PROVIDED DATA:
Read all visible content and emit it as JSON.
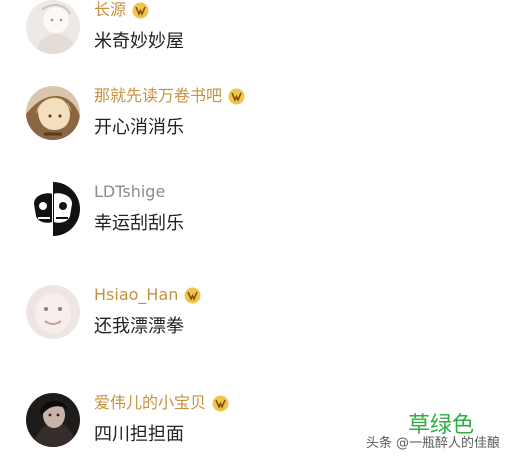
{
  "comments": [
    {
      "username": "长源",
      "text": "米奇妙妙屋",
      "avatar": "avatar-light-sketch-icon",
      "badge": "vip-badge-icon"
    },
    {
      "username": "那就先读万卷书吧",
      "text": "开心消消乐",
      "avatar": "avatar-blonde-girl-icon",
      "badge": "vip-badge-icon"
    },
    {
      "username": "LDTshige",
      "text": "幸运刮刮乐",
      "avatar": "avatar-skull-split-icon",
      "badge": ""
    },
    {
      "username": "Hsiao_Han",
      "text": "还我漂漂拳",
      "avatar": "avatar-blurred-face-icon",
      "badge": "vip-badge-icon"
    },
    {
      "username": "爱伟儿的小宝贝",
      "text": "四川担担面",
      "avatar": "avatar-dark-portrait-icon",
      "badge": "vip-badge-icon"
    }
  ],
  "watermark": {
    "green_text": "草绿色",
    "source_text": "头条 @一瓶醉人的佳酿"
  },
  "colors": {
    "vip_username": "#c7913d",
    "plain_username": "#8d8d8d",
    "comment_text": "#222222",
    "watermark_green": "#2fad42"
  }
}
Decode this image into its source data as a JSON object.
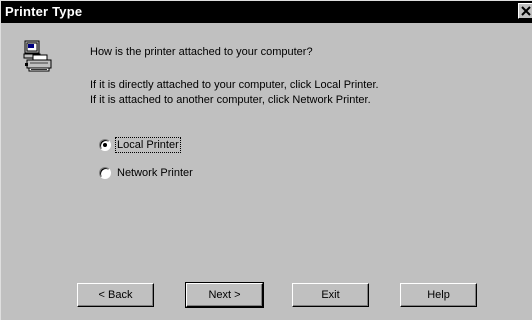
{
  "window": {
    "title": "Printer Type",
    "close_glyph": "×"
  },
  "content": {
    "question": "How is the printer attached to your computer?",
    "line1": "If it is directly attached to your computer, click Local Printer.",
    "line2": "If it is attached to another computer, click Network Printer."
  },
  "options": {
    "local": {
      "label": "Local Printer",
      "selected": true
    },
    "network": {
      "label": "Network Printer",
      "selected": false
    }
  },
  "buttons": {
    "back": "< Back",
    "next": "Next >",
    "exit": "Exit",
    "help": "Help"
  },
  "icons": {
    "printer": "printer-icon",
    "close": "close-icon"
  }
}
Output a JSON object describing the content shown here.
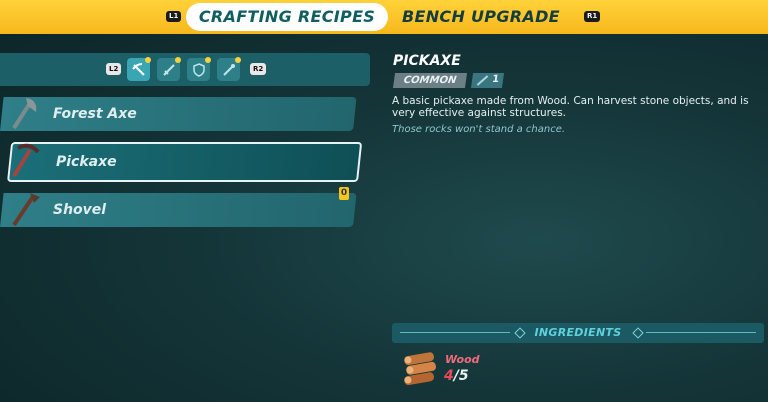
{
  "header": {
    "left_hint": "L1",
    "right_hint": "R1",
    "tabs": [
      {
        "label": "CRAFTING RECIPES",
        "active": true
      },
      {
        "label": "BENCH UPGRADE",
        "active": false
      }
    ],
    "accent_color": "#f6b81c"
  },
  "filters": {
    "left_hint": "L2",
    "right_hint": "R2",
    "buttons": [
      {
        "icon": "pickaxe-icon",
        "selected": true
      },
      {
        "icon": "sword-icon",
        "selected": false
      },
      {
        "icon": "shield-icon",
        "selected": false
      },
      {
        "icon": "wand-icon",
        "selected": false
      }
    ]
  },
  "recipes": [
    {
      "label": "Forest Axe",
      "icon": "axe-icon"
    },
    {
      "label": "Pickaxe",
      "icon": "pickaxe-icon",
      "selected": true
    },
    {
      "label": "Shovel",
      "icon": "shovel-icon",
      "badge": "0"
    }
  ],
  "detail": {
    "title": "PICKAXE",
    "rarity": "COMMON",
    "level": "1",
    "description": "A basic pickaxe made from Wood. Can harvest stone objects, and is very effective against structures.",
    "flavor": "Those rocks won't stand a chance."
  },
  "ingredients": {
    "title": "INGREDIENTS",
    "items": [
      {
        "name": "Wood",
        "have": "4",
        "need": "/5",
        "icon": "wood-logs-icon"
      }
    ]
  }
}
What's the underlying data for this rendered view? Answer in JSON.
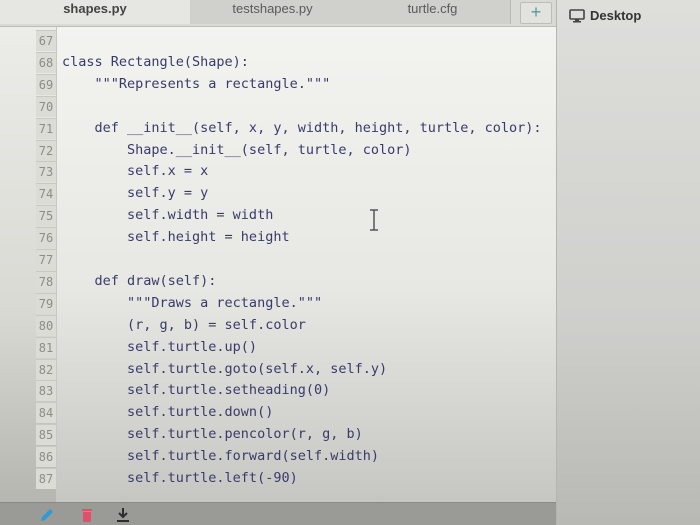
{
  "tabs": [
    {
      "label": "shapes.py",
      "active": true
    },
    {
      "label": "testshapes.py",
      "active": false
    },
    {
      "label": "turtle.cfg",
      "active": false
    }
  ],
  "add_tab_label": "+",
  "sidebar": {
    "desktop_label": "Desktop"
  },
  "editor": {
    "lines": [
      {
        "number": "67",
        "code": ""
      },
      {
        "number": "68",
        "code": "class Rectangle(Shape):"
      },
      {
        "number": "69",
        "code": "    \"\"\"Represents a rectangle.\"\"\""
      },
      {
        "number": "70",
        "code": ""
      },
      {
        "number": "71",
        "code": "    def __init__(self, x, y, width, height, turtle, color):"
      },
      {
        "number": "72",
        "code": "        Shape.__init__(self, turtle, color)"
      },
      {
        "number": "73",
        "code": "        self.x = x"
      },
      {
        "number": "74",
        "code": "        self.y = y"
      },
      {
        "number": "75",
        "code": "        self.width = width"
      },
      {
        "number": "76",
        "code": "        self.height = height"
      },
      {
        "number": "77",
        "code": ""
      },
      {
        "number": "78",
        "code": "    def draw(self):"
      },
      {
        "number": "79",
        "code": "        \"\"\"Draws a rectangle.\"\"\""
      },
      {
        "number": "80",
        "code": "        (r, g, b) = self.color"
      },
      {
        "number": "81",
        "code": "        self.turtle.up()"
      },
      {
        "number": "82",
        "code": "        self.turtle.goto(self.x, self.y)"
      },
      {
        "number": "83",
        "code": "        self.turtle.setheading(0)"
      },
      {
        "number": "84",
        "code": "        self.turtle.down()"
      },
      {
        "number": "85",
        "code": "        self.turtle.pencolor(r, g, b)"
      },
      {
        "number": "86",
        "code": "        self.turtle.forward(self.width)"
      },
      {
        "number": "87",
        "code": "        self.turtle.left(-90)"
      }
    ]
  },
  "toolbar": {
    "icons": [
      "pencil-icon",
      "trash-icon",
      "download-icon"
    ],
    "colors": {
      "pencil": "#2f9bd6",
      "trash": "#e0506a",
      "download": "#2d2d2d"
    }
  }
}
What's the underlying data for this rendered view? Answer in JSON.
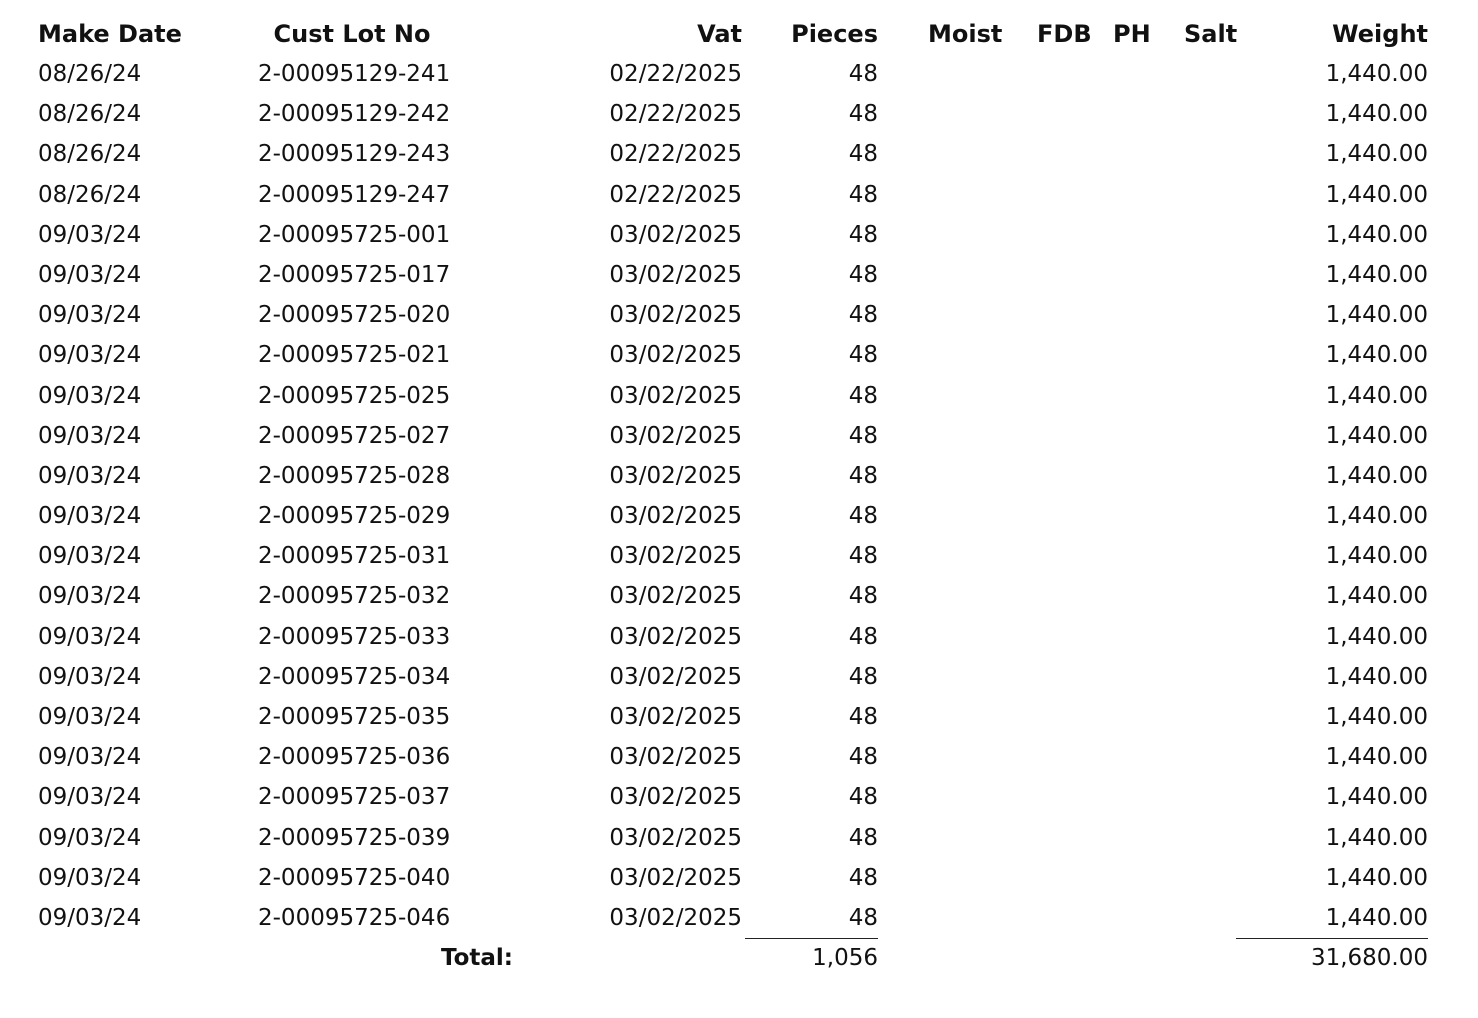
{
  "columns": {
    "make_date": "Make Date",
    "cust_lot_no": "Cust Lot No",
    "vat": "Vat",
    "pieces": "Pieces",
    "moist": "Moist",
    "fdb": "FDB",
    "ph": "PH",
    "salt": "Salt",
    "weight": "Weight"
  },
  "rows": [
    {
      "make_date": "08/26/24",
      "cust_lot_no": "2-00095129-241",
      "vat": "02/22/2025",
      "pieces": "48",
      "weight": "1,440.00"
    },
    {
      "make_date": "08/26/24",
      "cust_lot_no": "2-00095129-242",
      "vat": "02/22/2025",
      "pieces": "48",
      "weight": "1,440.00"
    },
    {
      "make_date": "08/26/24",
      "cust_lot_no": "2-00095129-243",
      "vat": "02/22/2025",
      "pieces": "48",
      "weight": "1,440.00"
    },
    {
      "make_date": "08/26/24",
      "cust_lot_no": "2-00095129-247",
      "vat": "02/22/2025",
      "pieces": "48",
      "weight": "1,440.00"
    },
    {
      "make_date": "09/03/24",
      "cust_lot_no": "2-00095725-001",
      "vat": "03/02/2025",
      "pieces": "48",
      "weight": "1,440.00"
    },
    {
      "make_date": "09/03/24",
      "cust_lot_no": "2-00095725-017",
      "vat": "03/02/2025",
      "pieces": "48",
      "weight": "1,440.00"
    },
    {
      "make_date": "09/03/24",
      "cust_lot_no": "2-00095725-020",
      "vat": "03/02/2025",
      "pieces": "48",
      "weight": "1,440.00"
    },
    {
      "make_date": "09/03/24",
      "cust_lot_no": "2-00095725-021",
      "vat": "03/02/2025",
      "pieces": "48",
      "weight": "1,440.00"
    },
    {
      "make_date": "09/03/24",
      "cust_lot_no": "2-00095725-025",
      "vat": "03/02/2025",
      "pieces": "48",
      "weight": "1,440.00"
    },
    {
      "make_date": "09/03/24",
      "cust_lot_no": "2-00095725-027",
      "vat": "03/02/2025",
      "pieces": "48",
      "weight": "1,440.00"
    },
    {
      "make_date": "09/03/24",
      "cust_lot_no": "2-00095725-028",
      "vat": "03/02/2025",
      "pieces": "48",
      "weight": "1,440.00"
    },
    {
      "make_date": "09/03/24",
      "cust_lot_no": "2-00095725-029",
      "vat": "03/02/2025",
      "pieces": "48",
      "weight": "1,440.00"
    },
    {
      "make_date": "09/03/24",
      "cust_lot_no": "2-00095725-031",
      "vat": "03/02/2025",
      "pieces": "48",
      "weight": "1,440.00"
    },
    {
      "make_date": "09/03/24",
      "cust_lot_no": "2-00095725-032",
      "vat": "03/02/2025",
      "pieces": "48",
      "weight": "1,440.00"
    },
    {
      "make_date": "09/03/24",
      "cust_lot_no": "2-00095725-033",
      "vat": "03/02/2025",
      "pieces": "48",
      "weight": "1,440.00"
    },
    {
      "make_date": "09/03/24",
      "cust_lot_no": "2-00095725-034",
      "vat": "03/02/2025",
      "pieces": "48",
      "weight": "1,440.00"
    },
    {
      "make_date": "09/03/24",
      "cust_lot_no": "2-00095725-035",
      "vat": "03/02/2025",
      "pieces": "48",
      "weight": "1,440.00"
    },
    {
      "make_date": "09/03/24",
      "cust_lot_no": "2-00095725-036",
      "vat": "03/02/2025",
      "pieces": "48",
      "weight": "1,440.00"
    },
    {
      "make_date": "09/03/24",
      "cust_lot_no": "2-00095725-037",
      "vat": "03/02/2025",
      "pieces": "48",
      "weight": "1,440.00"
    },
    {
      "make_date": "09/03/24",
      "cust_lot_no": "2-00095725-039",
      "vat": "03/02/2025",
      "pieces": "48",
      "weight": "1,440.00"
    },
    {
      "make_date": "09/03/24",
      "cust_lot_no": "2-00095725-040",
      "vat": "03/02/2025",
      "pieces": "48",
      "weight": "1,440.00"
    },
    {
      "make_date": "09/03/24",
      "cust_lot_no": "2-00095725-046",
      "vat": "03/02/2025",
      "pieces": "48",
      "weight": "1,440.00"
    }
  ],
  "totals": {
    "label": "Total:",
    "pieces": "1,056",
    "weight": "31,680.00"
  }
}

WHAT THIS TASK INVOLVES: Copy out each line of the entries that holds "content".

CORRECT OUTPUT:
Read all visible content and emit it as JSON.
  "content": {
Output a JSON object describing the content shown here.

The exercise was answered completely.